Pull out each line of the data that includes the word "ylabel".
╔══
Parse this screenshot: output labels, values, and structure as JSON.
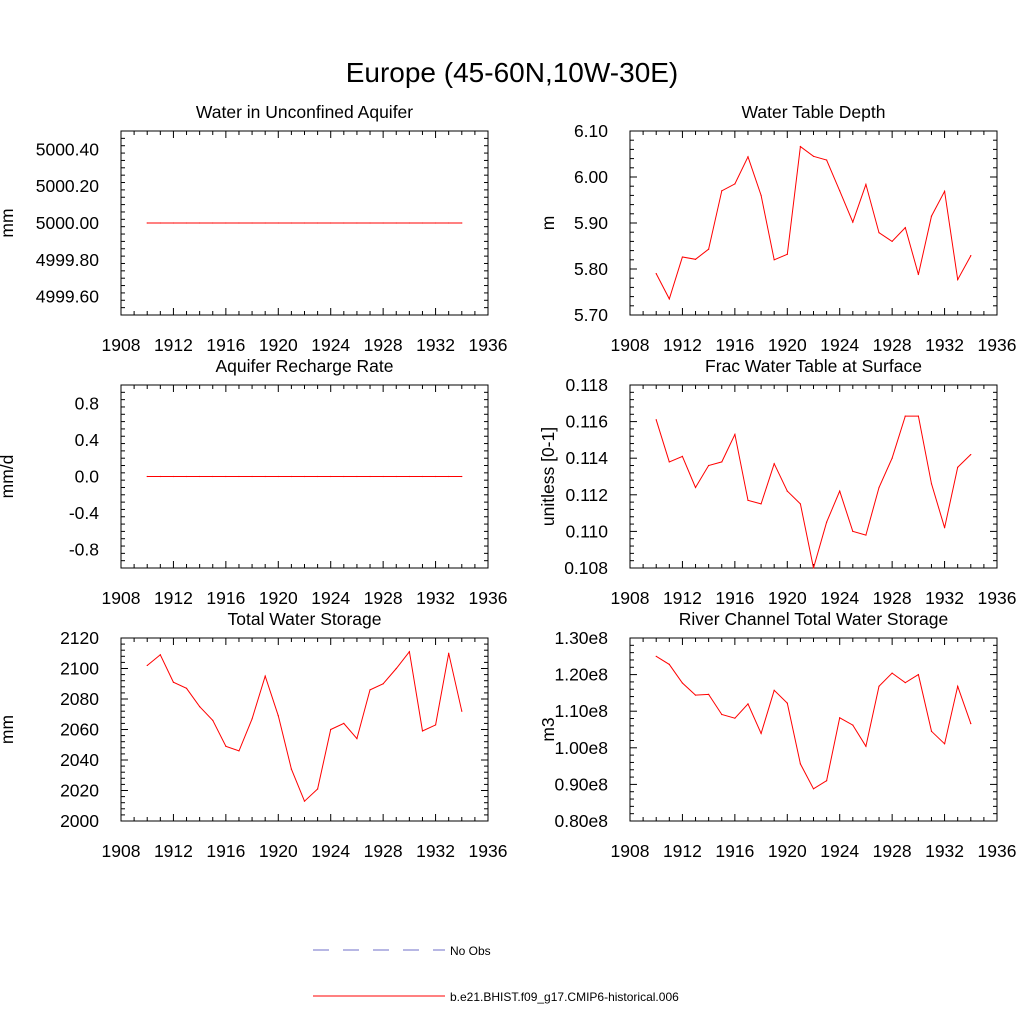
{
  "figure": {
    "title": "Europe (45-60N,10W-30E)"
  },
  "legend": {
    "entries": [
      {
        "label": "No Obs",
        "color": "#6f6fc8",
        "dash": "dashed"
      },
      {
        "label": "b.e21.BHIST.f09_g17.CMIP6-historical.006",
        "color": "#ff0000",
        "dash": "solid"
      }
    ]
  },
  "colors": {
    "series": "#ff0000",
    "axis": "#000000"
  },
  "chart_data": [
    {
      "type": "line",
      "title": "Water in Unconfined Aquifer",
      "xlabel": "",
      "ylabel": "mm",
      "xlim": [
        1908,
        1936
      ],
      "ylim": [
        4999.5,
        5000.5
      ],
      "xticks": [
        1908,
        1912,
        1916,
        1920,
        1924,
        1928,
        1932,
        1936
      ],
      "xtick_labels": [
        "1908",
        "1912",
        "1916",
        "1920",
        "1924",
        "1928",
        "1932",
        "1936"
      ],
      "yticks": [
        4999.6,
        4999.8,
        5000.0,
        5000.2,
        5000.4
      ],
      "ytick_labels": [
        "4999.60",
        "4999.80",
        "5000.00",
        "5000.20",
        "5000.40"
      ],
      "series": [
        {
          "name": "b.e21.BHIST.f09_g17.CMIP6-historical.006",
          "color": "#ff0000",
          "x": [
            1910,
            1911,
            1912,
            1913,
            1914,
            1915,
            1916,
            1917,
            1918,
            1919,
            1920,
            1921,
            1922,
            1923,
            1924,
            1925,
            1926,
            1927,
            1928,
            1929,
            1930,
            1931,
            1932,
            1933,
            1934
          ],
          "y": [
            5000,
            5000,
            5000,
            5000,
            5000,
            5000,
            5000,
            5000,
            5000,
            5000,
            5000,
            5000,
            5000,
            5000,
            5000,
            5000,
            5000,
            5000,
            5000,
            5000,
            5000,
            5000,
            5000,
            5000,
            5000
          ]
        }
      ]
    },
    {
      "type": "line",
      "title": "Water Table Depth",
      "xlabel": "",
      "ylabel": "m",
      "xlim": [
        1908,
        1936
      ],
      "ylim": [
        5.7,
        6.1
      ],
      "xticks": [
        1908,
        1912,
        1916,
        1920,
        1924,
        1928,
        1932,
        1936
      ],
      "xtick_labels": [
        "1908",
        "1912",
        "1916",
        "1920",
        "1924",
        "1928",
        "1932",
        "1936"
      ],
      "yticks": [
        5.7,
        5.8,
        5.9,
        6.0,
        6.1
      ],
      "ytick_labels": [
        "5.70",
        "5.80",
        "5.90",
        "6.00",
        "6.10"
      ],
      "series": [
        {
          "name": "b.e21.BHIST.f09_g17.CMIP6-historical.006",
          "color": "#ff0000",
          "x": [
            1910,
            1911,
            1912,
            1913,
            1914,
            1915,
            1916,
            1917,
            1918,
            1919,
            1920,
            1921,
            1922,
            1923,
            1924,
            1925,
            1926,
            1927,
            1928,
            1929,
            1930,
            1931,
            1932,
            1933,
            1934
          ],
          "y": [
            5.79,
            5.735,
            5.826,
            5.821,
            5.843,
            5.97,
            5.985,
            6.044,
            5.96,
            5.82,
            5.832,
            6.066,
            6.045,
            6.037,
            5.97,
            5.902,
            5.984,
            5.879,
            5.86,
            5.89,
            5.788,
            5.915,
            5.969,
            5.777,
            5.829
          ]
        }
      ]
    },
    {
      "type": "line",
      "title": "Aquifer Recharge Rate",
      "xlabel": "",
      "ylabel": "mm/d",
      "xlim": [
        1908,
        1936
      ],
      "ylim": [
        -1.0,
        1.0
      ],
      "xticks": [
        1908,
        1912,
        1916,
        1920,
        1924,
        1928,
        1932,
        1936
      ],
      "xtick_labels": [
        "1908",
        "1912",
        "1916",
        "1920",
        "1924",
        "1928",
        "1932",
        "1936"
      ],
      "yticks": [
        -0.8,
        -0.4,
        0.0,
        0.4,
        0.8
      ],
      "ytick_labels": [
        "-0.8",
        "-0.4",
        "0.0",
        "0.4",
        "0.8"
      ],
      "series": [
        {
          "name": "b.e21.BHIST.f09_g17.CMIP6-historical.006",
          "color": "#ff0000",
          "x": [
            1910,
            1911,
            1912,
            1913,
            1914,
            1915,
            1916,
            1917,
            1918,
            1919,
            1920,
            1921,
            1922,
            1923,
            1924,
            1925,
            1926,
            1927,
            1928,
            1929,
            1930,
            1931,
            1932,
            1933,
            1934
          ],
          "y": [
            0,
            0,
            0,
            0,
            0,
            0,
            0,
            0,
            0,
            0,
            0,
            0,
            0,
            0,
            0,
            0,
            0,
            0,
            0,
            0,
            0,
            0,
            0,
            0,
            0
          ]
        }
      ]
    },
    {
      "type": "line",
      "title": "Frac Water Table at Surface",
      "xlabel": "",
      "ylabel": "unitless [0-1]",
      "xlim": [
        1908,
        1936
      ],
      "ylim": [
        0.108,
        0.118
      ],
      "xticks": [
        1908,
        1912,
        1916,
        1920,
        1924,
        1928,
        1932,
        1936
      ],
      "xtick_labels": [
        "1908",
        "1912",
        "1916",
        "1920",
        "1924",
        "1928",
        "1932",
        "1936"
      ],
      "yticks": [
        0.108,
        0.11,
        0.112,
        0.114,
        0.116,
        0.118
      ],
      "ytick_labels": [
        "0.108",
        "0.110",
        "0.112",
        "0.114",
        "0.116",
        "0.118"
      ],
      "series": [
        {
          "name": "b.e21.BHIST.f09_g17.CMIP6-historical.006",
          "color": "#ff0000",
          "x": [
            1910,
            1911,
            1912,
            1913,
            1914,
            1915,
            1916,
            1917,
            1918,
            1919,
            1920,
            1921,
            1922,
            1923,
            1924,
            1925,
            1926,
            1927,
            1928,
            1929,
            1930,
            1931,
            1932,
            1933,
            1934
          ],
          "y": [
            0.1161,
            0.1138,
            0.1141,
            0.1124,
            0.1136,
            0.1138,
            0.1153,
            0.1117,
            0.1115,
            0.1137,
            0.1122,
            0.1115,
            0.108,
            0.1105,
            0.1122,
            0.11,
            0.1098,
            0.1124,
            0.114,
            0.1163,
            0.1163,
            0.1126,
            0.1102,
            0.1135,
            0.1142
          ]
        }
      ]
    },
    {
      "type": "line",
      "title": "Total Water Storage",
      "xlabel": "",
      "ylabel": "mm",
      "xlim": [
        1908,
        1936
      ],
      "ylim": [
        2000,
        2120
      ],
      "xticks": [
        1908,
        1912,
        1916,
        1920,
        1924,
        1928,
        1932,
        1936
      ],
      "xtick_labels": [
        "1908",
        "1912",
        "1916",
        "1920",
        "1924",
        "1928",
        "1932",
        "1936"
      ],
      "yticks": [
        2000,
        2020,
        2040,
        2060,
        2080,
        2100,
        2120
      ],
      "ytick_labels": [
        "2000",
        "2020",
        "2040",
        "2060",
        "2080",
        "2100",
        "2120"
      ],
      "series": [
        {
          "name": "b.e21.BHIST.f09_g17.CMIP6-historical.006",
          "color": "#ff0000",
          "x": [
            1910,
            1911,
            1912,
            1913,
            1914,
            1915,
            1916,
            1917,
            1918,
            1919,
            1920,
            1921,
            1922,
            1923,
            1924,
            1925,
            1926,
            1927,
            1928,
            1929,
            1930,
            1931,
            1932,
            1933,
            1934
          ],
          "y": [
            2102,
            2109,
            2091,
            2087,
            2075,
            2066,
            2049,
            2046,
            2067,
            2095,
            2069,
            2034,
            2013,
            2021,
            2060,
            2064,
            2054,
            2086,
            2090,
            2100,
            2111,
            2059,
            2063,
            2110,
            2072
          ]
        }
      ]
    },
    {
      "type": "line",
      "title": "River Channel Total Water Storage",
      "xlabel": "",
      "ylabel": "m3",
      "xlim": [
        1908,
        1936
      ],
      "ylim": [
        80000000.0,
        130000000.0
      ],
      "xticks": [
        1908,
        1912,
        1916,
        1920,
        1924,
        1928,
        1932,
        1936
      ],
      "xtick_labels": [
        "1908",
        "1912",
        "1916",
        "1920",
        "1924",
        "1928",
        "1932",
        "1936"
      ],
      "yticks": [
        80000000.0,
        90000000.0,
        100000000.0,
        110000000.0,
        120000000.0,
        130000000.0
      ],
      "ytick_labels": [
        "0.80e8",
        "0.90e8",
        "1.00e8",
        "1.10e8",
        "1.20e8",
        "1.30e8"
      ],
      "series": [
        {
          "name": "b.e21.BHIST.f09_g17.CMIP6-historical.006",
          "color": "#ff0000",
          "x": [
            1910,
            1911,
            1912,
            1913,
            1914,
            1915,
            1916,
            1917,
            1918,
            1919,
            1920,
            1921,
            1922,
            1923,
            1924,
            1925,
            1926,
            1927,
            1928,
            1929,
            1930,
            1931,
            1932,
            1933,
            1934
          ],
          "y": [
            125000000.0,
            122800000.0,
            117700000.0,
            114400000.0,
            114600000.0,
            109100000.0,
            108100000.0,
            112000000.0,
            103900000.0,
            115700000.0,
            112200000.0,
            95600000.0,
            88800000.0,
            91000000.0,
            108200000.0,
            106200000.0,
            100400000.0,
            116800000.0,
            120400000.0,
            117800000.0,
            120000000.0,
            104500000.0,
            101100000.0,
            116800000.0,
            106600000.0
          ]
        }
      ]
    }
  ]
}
╚══
RESULT BELOW
      "ylabel": "mm",
      "ylabel": "m",
      "ylabel": "mm/d",
      "ylabel": "unitless [0-1]",
      "ylabel": "mm",
      "ylabel": "m3",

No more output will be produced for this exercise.